Problem to solve
Repeat each record exactly as written, and drop any images.

Dataset items
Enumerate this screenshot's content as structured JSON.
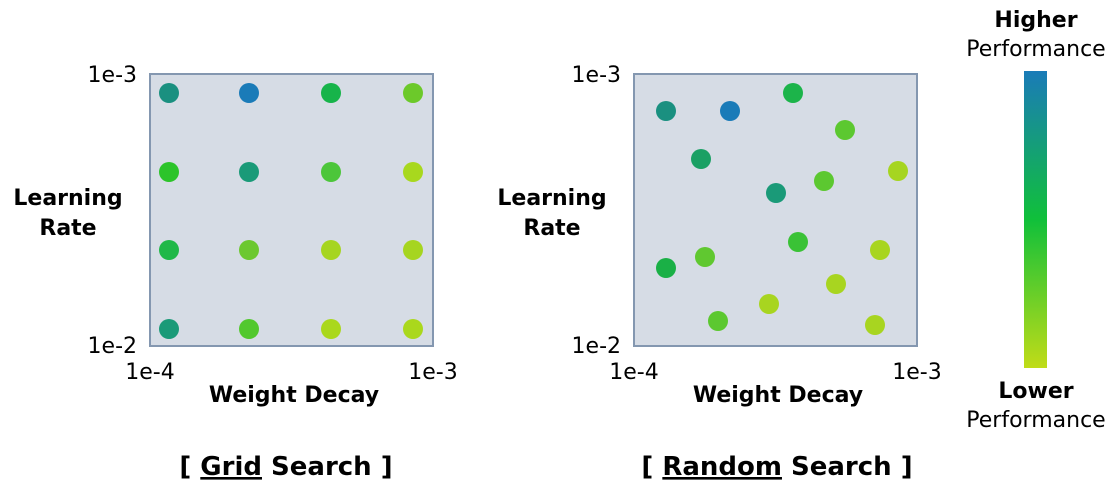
{
  "panels": [
    {
      "y_top": "1e-3",
      "y_bottom": "1e-2",
      "x_left": "1e-4",
      "x_right": "1e-3",
      "y_label": [
        "Learning",
        "Rate"
      ],
      "x_label": "Weight Decay",
      "caption": {
        "open": "[",
        "keyword": "Grid",
        "rest": "Search ]"
      }
    },
    {
      "y_top": "1e-3",
      "y_bottom": "1e-2",
      "x_left": "1e-4",
      "x_right": "1e-3",
      "y_label": [
        "Learning",
        "Rate"
      ],
      "x_label": "Weight Decay",
      "caption": {
        "open": "[",
        "keyword": "Random",
        "rest": "Search ]"
      }
    }
  ],
  "legend": {
    "higher": "Higher",
    "higher_sub": "Performance",
    "lower": "Lower",
    "lower_sub": "Performance"
  }
}
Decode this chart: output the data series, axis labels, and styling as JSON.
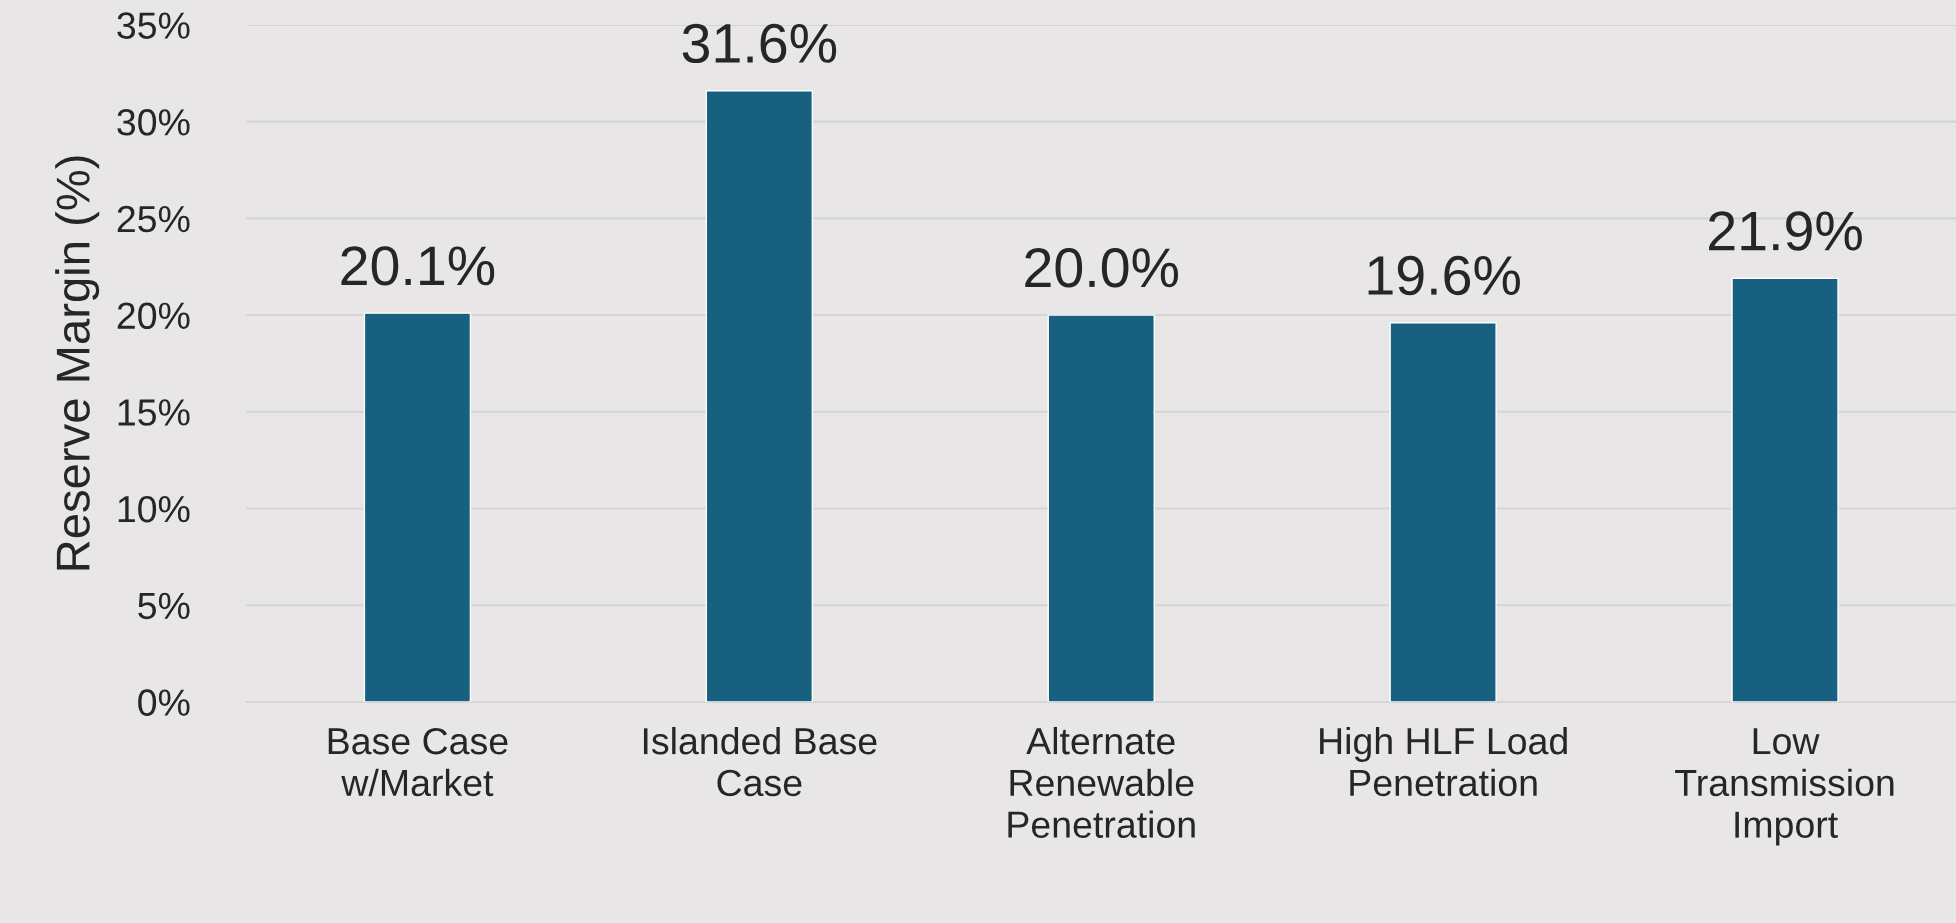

Expected answer
Enumerate this screenshot's content as structured JSON.
{
  "panels": [
    {
      "y_top": "1e-3",
      "y_bottom": "1e-2",
      "x_left": "1e-4",
      "x_right": "1e-3",
      "y_label": [
        "Learning",
        "Rate"
      ],
      "x_label": "Weight Decay",
      "caption": {
        "open": "[",
        "keyword": "Grid",
        "rest": "Search ]"
      }
    },
    {
      "y_top": "1e-3",
      "y_bottom": "1e-2",
      "x_left": "1e-4",
      "x_right": "1e-3",
      "y_label": [
        "Learning",
        "Rate"
      ],
      "x_label": "Weight Decay",
      "caption": {
        "open": "[",
        "keyword": "Random",
        "rest": "Search ]"
      }
    }
  ],
  "legend": {
    "higher": "Higher",
    "higher_sub": "Performance",
    "lower": "Lower",
    "lower_sub": "Performance"
  }
}
Decode this chart: output the data series, axis labels, and styling as JSON.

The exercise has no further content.